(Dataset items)
* * * * * * *

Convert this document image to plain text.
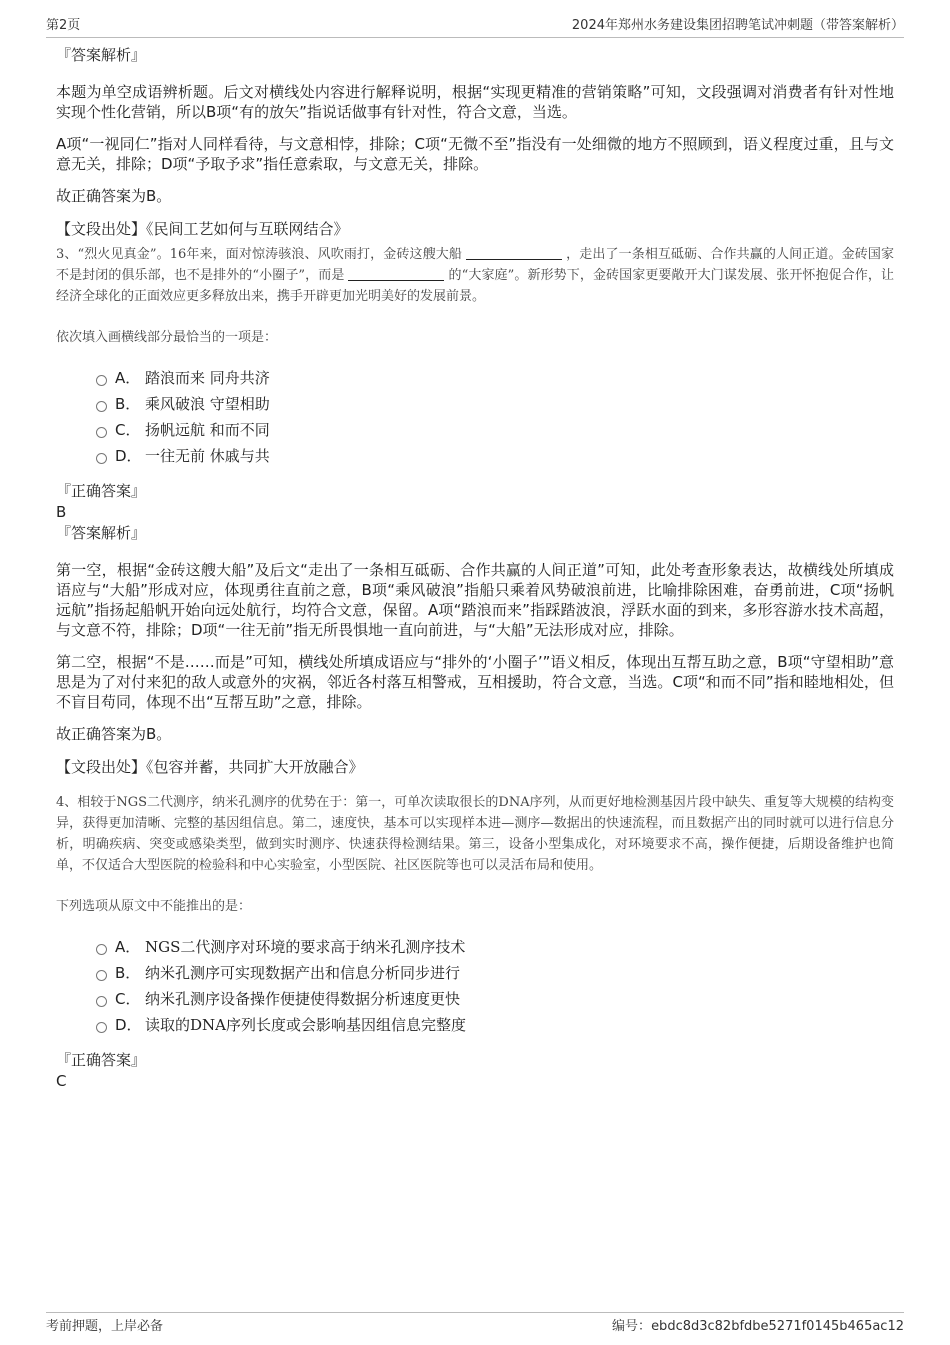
第2页	2024年郑州水务建设集团招聘笔试冲刺题（带答案解析）
『答案解析』
本题为单空成语辨析题。后文对横线处内容进行解释说明，根据“实现更精准的营销策略”可知，文段强调对消费者有针对性地实现个性化营销，所以B项“有的放矢”指说话做事有针对性，符合文意，当选。
A项“一视同仁”指对人同样看待，与文意相悖，排除；C项“无微不至”指没有一处细微的地方不照顾到，语义程度过重，且与文意无关，排除；D项“予取予求”指任意索取，与文意无关，排除。
故正确答案为B。
【文段出处】《民间工艺如何与互联网结合》
3、“烈火见真金”。16年来，面对惊涛骇浪、风吹雨打，金砖这艘大船	，走出了一条相互砥砺、合作共赢的人间正道。金砖国家不是封闭的俱乐部，也不是排外的“小圈子”，而是	的“大家庭”。新形势下，金砖国家更要敞开大门谋发展、张开怀抱促合作，让经济全球化的正面效应更多释放出来，携手开辟更加光明美好的发展前景。
依次填入画横线部分最恰当的一项是：
A． 踏浪而来 同舟共济
B． 乘风破浪 守望相助
C． 扬帆远航 和而不同
D． 一往无前 休戚与共
『正确答案』
B
『答案解析』
第一空，根据“金砖这艘大船”及后文“走出了一条相互砥砺、合作共赢的人间正道”可知，此处考查形象表达，故横线处所填成语应与“大船”形成对应，体现勇往直前之意，B项“乘风破浪”指船只乘着风势破浪前进，比喻排除困难，奋勇前进，C项“扬帆远航”指扬起船帆开始向远处航行，均符合文意，保留。A项“踏浪而来”指踩踏波浪，浮跃水面的到来，多形容游水技术高超，与文意不符，排除；D项“一往无前”指无所畏惧地一直向前进，与“大船”无法形成对应，排除。
第二空，根据“不是……而是”可知，横线处所填成语应与“排外的‘小圈子’”语义相反，体现出互帮互助之意，B项“守望相助”意思是为了对付来犯的敌人或意外的灾祸，邻近各村落互相警戒，互相援助，符合文意，当选。C项“和而不同”指和睦地相处，但不盲目苟同，体现不出“互帮互助”之意，排除。
故正确答案为B。
【文段出处】《包容并蓄，共同扩大开放融合》
4、相较于NGS二代测序，纳米孔测序的优势在于：第一，可单次读取很长的DNA序列，从而更好地检测基因片段中缺失、重复等大规模的结构变异，获得更加清晰、完整的基因组信息。第二，速度快，基本可以实现样本进—测序—数据出的快速流程，而且数据产出的同时就可以进行信息分析，明确疾病、突变或感染类型，做到实时测序、快速获得检测结果。第三，设备小型集成化，对环境要求不高，操作便捷，后期设备维护也简单，不仅适合大型医院的检验科和中心实验室，小型医院、社区医院等也可以灵活布局和使用。
下列选项从原文中不能推出的是：
A． NGS二代测序对环境的要求高于纳米孔测序技术
B． 纳米孔测序可实现数据产出和信息分析同步进行
C． 纳米孔测序设备操作便捷使得数据分析速度更快
D． 读取的DNA序列长度或会影响基因组信息完整度
『正确答案』
C
考前押题，上岸必备	编号：ebdc8d3c82bfdbe5271f0145b465ac12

* * * * * * *

### Exercise directions
Check the data for the word "扬帆远航" and pull out the lines that have it.

### Task output
C． 扬帆远航 和而不同
第一空，根据“金砖这艘大船”及后文“走出了一条相互砥砺、合作共赢的人间正道”可知，此处考查形象表达，故横线处所填成语应与“大船”形成对应，体现勇往直前之意，B项“乘风破浪”指船只乘着风势破浪前进，比喻排除困难，奋勇前进，C项“扬帆远航”指扬起船帆开始向远处航行，均符合文意，保留。A项“踏浪而来”指踩踏波浪，浮跃水面的到来，多形容游水技术高超，与文意不符，排除；D项“一往无前”指无所畏惧地一直向前进，与“大船”无法形成对应，排除。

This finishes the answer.